>> START

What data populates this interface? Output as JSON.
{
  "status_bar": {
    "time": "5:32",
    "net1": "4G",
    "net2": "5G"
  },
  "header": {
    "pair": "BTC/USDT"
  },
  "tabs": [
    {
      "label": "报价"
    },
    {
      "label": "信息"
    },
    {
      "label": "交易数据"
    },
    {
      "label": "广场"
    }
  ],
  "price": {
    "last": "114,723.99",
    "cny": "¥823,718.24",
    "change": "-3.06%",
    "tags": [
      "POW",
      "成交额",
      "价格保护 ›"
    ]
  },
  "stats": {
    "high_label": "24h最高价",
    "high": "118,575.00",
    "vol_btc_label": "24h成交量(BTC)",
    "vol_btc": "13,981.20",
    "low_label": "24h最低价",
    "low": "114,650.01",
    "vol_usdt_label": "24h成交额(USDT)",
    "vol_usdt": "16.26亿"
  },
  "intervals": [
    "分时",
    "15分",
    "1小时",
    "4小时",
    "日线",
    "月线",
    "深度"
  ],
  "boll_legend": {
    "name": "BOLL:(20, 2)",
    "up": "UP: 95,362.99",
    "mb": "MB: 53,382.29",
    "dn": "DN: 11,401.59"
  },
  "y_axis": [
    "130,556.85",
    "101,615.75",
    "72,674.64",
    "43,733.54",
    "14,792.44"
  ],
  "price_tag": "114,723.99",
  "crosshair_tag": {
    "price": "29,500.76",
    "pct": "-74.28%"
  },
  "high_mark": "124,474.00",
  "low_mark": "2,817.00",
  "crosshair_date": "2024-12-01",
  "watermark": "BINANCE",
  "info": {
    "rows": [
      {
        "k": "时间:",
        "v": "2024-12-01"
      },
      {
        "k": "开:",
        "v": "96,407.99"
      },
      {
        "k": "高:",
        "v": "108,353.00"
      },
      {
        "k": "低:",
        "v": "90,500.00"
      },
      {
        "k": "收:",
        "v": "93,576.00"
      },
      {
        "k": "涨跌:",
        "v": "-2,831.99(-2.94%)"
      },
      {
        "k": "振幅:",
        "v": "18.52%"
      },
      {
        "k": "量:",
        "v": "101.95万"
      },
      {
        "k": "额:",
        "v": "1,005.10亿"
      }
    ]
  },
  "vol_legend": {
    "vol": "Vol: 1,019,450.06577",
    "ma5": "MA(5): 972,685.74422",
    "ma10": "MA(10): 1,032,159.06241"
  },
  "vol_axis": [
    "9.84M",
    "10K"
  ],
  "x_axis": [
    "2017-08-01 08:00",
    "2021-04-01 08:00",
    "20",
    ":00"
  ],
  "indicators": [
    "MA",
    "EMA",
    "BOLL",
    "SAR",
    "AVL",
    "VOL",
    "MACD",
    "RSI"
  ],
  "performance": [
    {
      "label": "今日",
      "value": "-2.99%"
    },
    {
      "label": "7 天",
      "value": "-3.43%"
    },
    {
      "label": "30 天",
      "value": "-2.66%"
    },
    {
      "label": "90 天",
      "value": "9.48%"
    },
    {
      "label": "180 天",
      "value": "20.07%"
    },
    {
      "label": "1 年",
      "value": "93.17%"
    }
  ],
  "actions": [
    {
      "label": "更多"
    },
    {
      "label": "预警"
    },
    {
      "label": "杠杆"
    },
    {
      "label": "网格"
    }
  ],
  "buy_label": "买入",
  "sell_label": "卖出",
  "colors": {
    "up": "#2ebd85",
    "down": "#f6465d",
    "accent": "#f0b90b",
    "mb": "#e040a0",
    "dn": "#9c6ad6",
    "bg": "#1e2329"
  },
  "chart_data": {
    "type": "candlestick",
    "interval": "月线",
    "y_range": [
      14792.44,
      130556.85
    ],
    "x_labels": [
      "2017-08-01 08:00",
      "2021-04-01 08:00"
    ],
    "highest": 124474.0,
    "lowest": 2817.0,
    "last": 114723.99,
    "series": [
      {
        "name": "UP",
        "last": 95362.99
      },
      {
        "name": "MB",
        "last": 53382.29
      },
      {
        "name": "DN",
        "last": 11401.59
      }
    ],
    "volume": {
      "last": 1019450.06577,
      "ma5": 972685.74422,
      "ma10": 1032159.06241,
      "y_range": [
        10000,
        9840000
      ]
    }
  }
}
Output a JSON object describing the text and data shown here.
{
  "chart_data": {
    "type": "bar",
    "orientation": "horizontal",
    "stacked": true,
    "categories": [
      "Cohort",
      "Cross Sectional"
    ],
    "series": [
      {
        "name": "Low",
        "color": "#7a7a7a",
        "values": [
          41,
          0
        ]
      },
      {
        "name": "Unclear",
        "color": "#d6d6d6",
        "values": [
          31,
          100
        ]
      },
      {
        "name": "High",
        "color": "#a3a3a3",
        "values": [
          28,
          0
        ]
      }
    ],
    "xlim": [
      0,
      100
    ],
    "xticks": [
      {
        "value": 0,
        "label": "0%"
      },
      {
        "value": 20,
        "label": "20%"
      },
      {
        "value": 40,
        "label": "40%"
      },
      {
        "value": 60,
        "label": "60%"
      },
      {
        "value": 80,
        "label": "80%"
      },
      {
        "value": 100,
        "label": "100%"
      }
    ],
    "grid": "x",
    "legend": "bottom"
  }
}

>> END

STATED EXERCISE:
Write the complete data out, exactly as above.

SOLVED EXERCISE:
What data populates this interface? Output as JSON.
{
  "status_bar": {
    "time": "5:32",
    "net1": "4G",
    "net2": "5G"
  },
  "header": {
    "pair": "BTC/USDT"
  },
  "tabs": [
    {
      "label": "报价"
    },
    {
      "label": "信息"
    },
    {
      "label": "交易数据"
    },
    {
      "label": "广场"
    }
  ],
  "price": {
    "last": "114,723.99",
    "cny": "¥823,718.24",
    "change": "-3.06%",
    "tags": [
      "POW",
      "成交额",
      "价格保护 ›"
    ]
  },
  "stats": {
    "high_label": "24h最高价",
    "high": "118,575.00",
    "vol_btc_label": "24h成交量(BTC)",
    "vol_btc": "13,981.20",
    "low_label": "24h最低价",
    "low": "114,650.01",
    "vol_usdt_label": "24h成交额(USDT)",
    "vol_usdt": "16.26亿"
  },
  "intervals": [
    "分时",
    "15分",
    "1小时",
    "4小时",
    "日线",
    "月线",
    "深度"
  ],
  "boll_legend": {
    "name": "BOLL:(20, 2)",
    "up": "UP: 95,362.99",
    "mb": "MB: 53,382.29",
    "dn": "DN: 11,401.59"
  },
  "y_axis": [
    "130,556.85",
    "101,615.75",
    "72,674.64",
    "43,733.54",
    "14,792.44"
  ],
  "price_tag": "114,723.99",
  "crosshair_tag": {
    "price": "29,500.76",
    "pct": "-74.28%"
  },
  "high_mark": "124,474.00",
  "low_mark": "2,817.00",
  "crosshair_date": "2024-12-01",
  "watermark": "BINANCE",
  "info": {
    "rows": [
      {
        "k": "时间:",
        "v": "2024-12-01"
      },
      {
        "k": "开:",
        "v": "96,407.99"
      },
      {
        "k": "高:",
        "v": "108,353.00"
      },
      {
        "k": "低:",
        "v": "90,500.00"
      },
      {
        "k": "收:",
        "v": "93,576.00"
      },
      {
        "k": "涨跌:",
        "v": "-2,831.99(-2.94%)"
      },
      {
        "k": "振幅:",
        "v": "18.52%"
      },
      {
        "k": "量:",
        "v": "101.95万"
      },
      {
        "k": "额:",
        "v": "1,005.10亿"
      }
    ]
  },
  "vol_legend": {
    "vol": "Vol: 1,019,450.06577",
    "ma5": "MA(5): 972,685.74422",
    "ma10": "MA(10): 1,032,159.06241"
  },
  "vol_axis": [
    "9.84M",
    "10K"
  ],
  "x_axis": [
    "2017-08-01 08:00",
    "2021-04-01 08:00",
    "20",
    ":00"
  ],
  "indicators": [
    "MA",
    "EMA",
    "BOLL",
    "SAR",
    "AVL",
    "VOL",
    "MACD",
    "RSI"
  ],
  "performance": [
    {
      "label": "今日",
      "value": "-2.99%"
    },
    {
      "label": "7 天",
      "value": "-3.43%"
    },
    {
      "label": "30 天",
      "value": "-2.66%"
    },
    {
      "label": "90 天",
      "value": "9.48%"
    },
    {
      "label": "180 天",
      "value": "20.07%"
    },
    {
      "label": "1 年",
      "value": "93.17%"
    }
  ],
  "actions": [
    {
      "label": "更多"
    },
    {
      "label": "预警"
    },
    {
      "label": "杠杆"
    },
    {
      "label": "网格"
    }
  ],
  "buy_label": "买入",
  "sell_label": "卖出",
  "colors": {
    "up": "#2ebd85",
    "down": "#f6465d",
    "accent": "#f0b90b",
    "mb": "#e040a0",
    "dn": "#9c6ad6",
    "bg": "#1e2329"
  },
  "chart_data": {
    "type": "candlestick",
    "interval": "月线",
    "y_range": [
      14792.44,
      130556.85
    ],
    "x_labels": [
      "2017-08-01 08:00",
      "2021-04-01 08:00"
    ],
    "highest": 124474.0,
    "lowest": 2817.0,
    "last": 114723.99,
    "series": [
      {
        "name": "UP",
        "last": 95362.99
      },
      {
        "name": "MB",
        "last": 53382.29
      },
      {
        "name": "DN",
        "last": 11401.59
      }
    ],
    "volume": {
      "last": 1019450.06577,
      "ma5": 972685.74422,
      "ma10": 1032159.06241,
      "y_range": [
        10000,
        9840000
      ]
    }
  }
}
Output a JSON object describing the text and data shown here.
{
  "chart_data": {
    "type": "bar",
    "orientation": "horizontal",
    "stacked": true,
    "categories": [
      "Cohort",
      "Cross Sectional"
    ],
    "series": [
      {
        "name": "Low",
        "color": "#7a7a7a",
        "values": [
          41,
          0
        ]
      },
      {
        "name": "Unclear",
        "color": "#d6d6d6",
        "values": [
          31,
          100
        ]
      },
      {
        "name": "High",
        "color": "#a3a3a3",
        "values": [
          28,
          0
        ]
      }
    ],
    "xlim": [
      0,
      100
    ],
    "xticks": [
      {
        "value": 0,
        "label": "0%"
      },
      {
        "value": 20,
        "label": "20%"
      },
      {
        "value": 40,
        "label": "40%"
      },
      {
        "value": 60,
        "label": "60%"
      },
      {
        "value": 80,
        "label": "80%"
      },
      {
        "value": 100,
        "label": "100%"
      }
    ],
    "grid": "x",
    "legend": "bottom"
  }
}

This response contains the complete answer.